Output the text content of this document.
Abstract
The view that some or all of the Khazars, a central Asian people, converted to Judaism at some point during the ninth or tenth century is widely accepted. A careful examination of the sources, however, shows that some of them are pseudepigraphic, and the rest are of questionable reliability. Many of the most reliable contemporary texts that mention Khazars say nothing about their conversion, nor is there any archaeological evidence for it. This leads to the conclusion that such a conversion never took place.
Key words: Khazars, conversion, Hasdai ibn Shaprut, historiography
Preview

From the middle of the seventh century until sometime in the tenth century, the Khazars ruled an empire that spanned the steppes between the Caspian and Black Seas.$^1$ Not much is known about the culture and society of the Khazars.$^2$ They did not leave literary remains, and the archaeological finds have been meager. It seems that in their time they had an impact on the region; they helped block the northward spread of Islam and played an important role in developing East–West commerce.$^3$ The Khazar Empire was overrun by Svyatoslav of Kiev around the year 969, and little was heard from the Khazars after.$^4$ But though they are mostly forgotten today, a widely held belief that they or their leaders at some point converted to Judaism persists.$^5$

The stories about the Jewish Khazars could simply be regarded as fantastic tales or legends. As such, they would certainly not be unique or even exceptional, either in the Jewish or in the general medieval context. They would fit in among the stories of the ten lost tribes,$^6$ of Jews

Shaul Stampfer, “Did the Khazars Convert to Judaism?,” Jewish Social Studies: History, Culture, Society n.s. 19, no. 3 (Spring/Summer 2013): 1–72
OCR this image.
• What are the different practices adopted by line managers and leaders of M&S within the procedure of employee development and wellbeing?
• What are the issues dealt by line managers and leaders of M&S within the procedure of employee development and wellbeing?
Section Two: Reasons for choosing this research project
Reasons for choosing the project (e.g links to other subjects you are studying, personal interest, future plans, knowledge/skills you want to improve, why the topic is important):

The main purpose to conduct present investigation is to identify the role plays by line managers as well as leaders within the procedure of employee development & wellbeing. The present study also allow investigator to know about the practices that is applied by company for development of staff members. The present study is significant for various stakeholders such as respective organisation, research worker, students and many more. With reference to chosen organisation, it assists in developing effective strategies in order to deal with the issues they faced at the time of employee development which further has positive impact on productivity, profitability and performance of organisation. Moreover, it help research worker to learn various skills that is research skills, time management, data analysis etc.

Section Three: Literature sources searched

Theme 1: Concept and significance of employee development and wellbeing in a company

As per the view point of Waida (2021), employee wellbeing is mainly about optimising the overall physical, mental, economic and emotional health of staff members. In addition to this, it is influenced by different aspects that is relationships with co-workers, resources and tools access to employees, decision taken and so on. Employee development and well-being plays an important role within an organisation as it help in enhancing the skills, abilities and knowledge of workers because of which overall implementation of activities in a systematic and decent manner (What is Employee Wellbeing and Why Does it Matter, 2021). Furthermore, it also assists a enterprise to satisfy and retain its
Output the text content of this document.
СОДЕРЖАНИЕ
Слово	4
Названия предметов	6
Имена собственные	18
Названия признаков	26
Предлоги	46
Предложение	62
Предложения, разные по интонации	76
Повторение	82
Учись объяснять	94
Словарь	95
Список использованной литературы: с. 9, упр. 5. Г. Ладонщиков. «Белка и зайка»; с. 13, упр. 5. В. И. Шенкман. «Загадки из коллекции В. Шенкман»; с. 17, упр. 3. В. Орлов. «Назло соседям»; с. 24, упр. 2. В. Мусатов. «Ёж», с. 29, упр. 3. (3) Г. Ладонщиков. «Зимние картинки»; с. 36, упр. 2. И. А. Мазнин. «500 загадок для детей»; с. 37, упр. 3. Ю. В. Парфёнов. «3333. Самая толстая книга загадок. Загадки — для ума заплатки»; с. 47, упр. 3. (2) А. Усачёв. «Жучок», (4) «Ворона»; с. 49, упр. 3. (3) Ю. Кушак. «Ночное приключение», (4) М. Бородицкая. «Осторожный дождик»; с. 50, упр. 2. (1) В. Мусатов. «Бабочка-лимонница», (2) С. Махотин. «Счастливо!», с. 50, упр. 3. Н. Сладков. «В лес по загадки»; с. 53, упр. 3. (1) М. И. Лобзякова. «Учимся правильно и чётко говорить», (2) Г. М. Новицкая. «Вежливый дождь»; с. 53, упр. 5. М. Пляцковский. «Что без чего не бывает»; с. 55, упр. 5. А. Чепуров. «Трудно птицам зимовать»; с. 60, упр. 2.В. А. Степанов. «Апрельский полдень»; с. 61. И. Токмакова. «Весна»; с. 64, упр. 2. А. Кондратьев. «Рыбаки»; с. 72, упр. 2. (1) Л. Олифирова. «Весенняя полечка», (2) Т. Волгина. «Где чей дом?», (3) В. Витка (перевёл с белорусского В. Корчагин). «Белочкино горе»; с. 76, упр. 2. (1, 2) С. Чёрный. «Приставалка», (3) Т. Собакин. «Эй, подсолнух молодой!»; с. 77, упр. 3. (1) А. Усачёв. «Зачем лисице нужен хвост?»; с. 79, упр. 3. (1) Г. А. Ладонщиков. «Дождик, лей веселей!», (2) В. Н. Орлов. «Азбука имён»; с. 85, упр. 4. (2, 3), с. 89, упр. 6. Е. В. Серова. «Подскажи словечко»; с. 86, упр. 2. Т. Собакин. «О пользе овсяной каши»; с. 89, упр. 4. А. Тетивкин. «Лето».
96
● ● ● ● ●
■ Goal: All entries shown above should be printed again exactly.

■ Answer to the problem:
Output the text content of this document.
Abstract
The view that some or all of the Khazars, a central Asian people, converted to Judaism at some point during the ninth or tenth century is widely accepted. A careful examination of the sources, however, shows that some of them are pseudepigraphic, and the rest are of questionable reliability. Many of the most reliable contemporary texts that mention Khazars say nothing about their conversion, nor is there any archaeological evidence for it. This leads to the conclusion that such a conversion never took place.
Key words: Khazars, conversion, Hasdai ibn Shaprut, historiography
Preview

From the middle of the seventh century until sometime in the tenth century, the Khazars ruled an empire that spanned the steppes between the Caspian and Black Seas.$^1$ Not much is known about the culture and society of the Khazars.$^2$ They did not leave literary remains, and the archaeological finds have been meager. It seems that in their time they had an impact on the region; they helped block the northward spread of Islam and played an important role in developing East–West commerce.$^3$ The Khazar Empire was overrun by Svyatoslav of Kiev around the year 969, and little was heard from the Khazars after.$^4$ But though they are mostly forgotten today, a widely held belief that they or their leaders at some point converted to Judaism persists.$^5$

The stories about the Jewish Khazars could simply be regarded as fantastic tales or legends. As such, they would certainly not be unique or even exceptional, either in the Jewish or in the general medieval context. They would fit in among the stories of the ten lost tribes,$^6$ of Jews

Shaul Stampfer, “Did the Khazars Convert to Judaism?,” Jewish Social Studies: History, Culture, Society n.s. 19, no. 3 (Spring/Summer 2013): 1–72
OCR this image.
• What are the different practices adopted by line managers and leaders of M&S within the procedure of employee development and wellbeing?
• What are the issues dealt by line managers and leaders of M&S within the procedure of employee development and wellbeing?
Section Two: Reasons for choosing this research project
Reasons for choosing the project (e.g links to other subjects you are studying, personal interest, future plans, knowledge/skills you want to improve, why the topic is important):

The main purpose to conduct present investigation is to identify the role plays by line managers as well as leaders within the procedure of employee development & wellbeing. The present study also allow investigator to know about the practices that is applied by company for development of staff members. The present study is significant for various stakeholders such as respective organisation, research worker, students and many more. With reference to chosen organisation, it assists in developing effective strategies in order to deal with the issues they faced at the time of employee development which further has positive impact on productivity, profitability and performance of organisation. Moreover, it help research worker to learn various skills that is research skills, time management, data analysis etc.

Section Three: Literature sources searched

Theme 1: Concept and significance of employee development and wellbeing in a company

As per the view point of Waida (2021), employee wellbeing is mainly about optimising the overall physical, mental, economic and emotional health of staff members. In addition to this, it is influenced by different aspects that is relationships with co-workers, resources and tools access to employees, decision taken and so on. Employee development and well-being plays an important role within an organisation as it help in enhancing the skills, abilities and knowledge of workers because of which overall implementation of activities in a systematic and decent manner (What is Employee Wellbeing and Why Does it Matter, 2021). Furthermore, it also assists a enterprise to satisfy and retain its
Output the text content of this document.
СОДЕРЖАНИЕ
Слово	4
Названия предметов	6
Имена собственные	18
Названия признаков	26
Предлоги	46
Предложение	62
Предложения, разные по интонации	76
Повторение	82
Учись объяснять	94
Словарь	95
Список использованной литературы: с. 9, упр. 5. Г. Ладонщиков. «Белка и зайка»; с. 13, упр. 5. В. И. Шенкман. «Загадки из коллекции В. Шенкман»; с. 17, упр. 3. В. Орлов. «Назло соседям»; с. 24, упр. 2. В. Мусатов. «Ёж», с. 29, упр. 3. (3) Г. Ладонщиков. «Зимние картинки»; с. 36, упр. 2. И. А. Мазнин. «500 загадок для детей»; с. 37, упр. 3. Ю. В. Парфёнов. «3333. Самая толстая книга загадок. Загадки — для ума заплатки»; с. 47, упр. 3. (2) А. Усачёв. «Жучок», (4) «Ворона»; с. 49, упр. 3. (3) Ю. Кушак. «Ночное приключение», (4) М. Бородицкая. «Осторожный дождик»; с. 50, упр. 2. (1) В. Мусатов. «Бабочка-лимонница», (2) С. Махотин. «Счастливо!», с. 50, упр. 3. Н. Сладков. «В лес по загадки»; с. 53, упр. 3. (1) М. И. Лобзякова. «Учимся правильно и чётко говорить», (2) Г. М. Новицкая. «Вежливый дождь»; с. 53, упр. 5. М. Пляцковский. «Что без чего не бывает»; с. 55, упр. 5. А. Чепуров. «Трудно птицам зимовать»; с. 60, упр. 2.В. А. Степанов. «Апрельский полдень»; с. 61. И. Токмакова. «Весна»; с. 64, упр. 2. А. Кондратьев. «Рыбаки»; с. 72, упр. 2. (1) Л. Олифирова. «Весенняя полечка», (2) Т. Волгина. «Где чей дом?», (3) В. Витка (перевёл с белорусского В. Корчагин). «Белочкино горе»; с. 76, упр. 2. (1, 2) С. Чёрный. «Приставалка», (3) Т. Собакин. «Эй, подсолнух молодой!»; с. 77, упр. 3. (1) А. Усачёв. «Зачем лисице нужен хвост?»; с. 79, упр. 3. (1) Г. А. Ладонщиков. «Дождик, лей веселей!», (2) В. Н. Орлов. «Азбука имён»; с. 85, упр. 4. (2, 3), с. 89, упр. 6. Е. В. Серова. «Подскажи словечко»; с. 86, упр. 2. Т. Собакин. «О пользе овсяной каши»; с. 89, упр. 4. А. Тетивкин. «Лето».
96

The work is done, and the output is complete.